Problem statement
Report only the number of lines in the records that contain the word "title".

Supplied material
########
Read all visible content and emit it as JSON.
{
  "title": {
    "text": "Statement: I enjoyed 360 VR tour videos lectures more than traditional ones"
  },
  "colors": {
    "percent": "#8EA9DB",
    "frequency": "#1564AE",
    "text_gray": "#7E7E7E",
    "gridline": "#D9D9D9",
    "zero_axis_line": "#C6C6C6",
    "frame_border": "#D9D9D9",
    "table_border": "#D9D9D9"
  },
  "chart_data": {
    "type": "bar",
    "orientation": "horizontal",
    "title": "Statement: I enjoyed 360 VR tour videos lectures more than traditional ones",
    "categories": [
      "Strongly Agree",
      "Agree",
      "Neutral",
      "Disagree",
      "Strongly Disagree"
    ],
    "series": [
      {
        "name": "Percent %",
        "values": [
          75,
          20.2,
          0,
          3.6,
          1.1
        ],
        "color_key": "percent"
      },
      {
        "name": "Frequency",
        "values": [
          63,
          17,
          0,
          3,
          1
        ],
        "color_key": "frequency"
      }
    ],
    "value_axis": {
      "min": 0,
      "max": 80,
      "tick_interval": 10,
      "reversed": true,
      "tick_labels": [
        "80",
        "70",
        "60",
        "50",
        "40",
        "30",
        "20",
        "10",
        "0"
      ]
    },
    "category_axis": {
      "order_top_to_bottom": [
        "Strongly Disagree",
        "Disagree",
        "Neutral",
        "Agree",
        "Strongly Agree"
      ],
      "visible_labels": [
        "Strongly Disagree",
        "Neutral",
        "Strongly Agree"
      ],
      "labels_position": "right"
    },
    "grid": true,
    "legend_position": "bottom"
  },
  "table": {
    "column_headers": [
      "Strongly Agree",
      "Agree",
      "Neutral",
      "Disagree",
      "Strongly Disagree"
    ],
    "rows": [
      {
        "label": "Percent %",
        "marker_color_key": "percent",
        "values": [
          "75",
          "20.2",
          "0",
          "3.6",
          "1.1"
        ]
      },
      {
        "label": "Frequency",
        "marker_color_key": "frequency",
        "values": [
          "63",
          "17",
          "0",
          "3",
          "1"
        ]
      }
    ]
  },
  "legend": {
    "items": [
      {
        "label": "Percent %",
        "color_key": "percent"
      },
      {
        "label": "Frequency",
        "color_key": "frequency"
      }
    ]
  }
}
########
Task response
2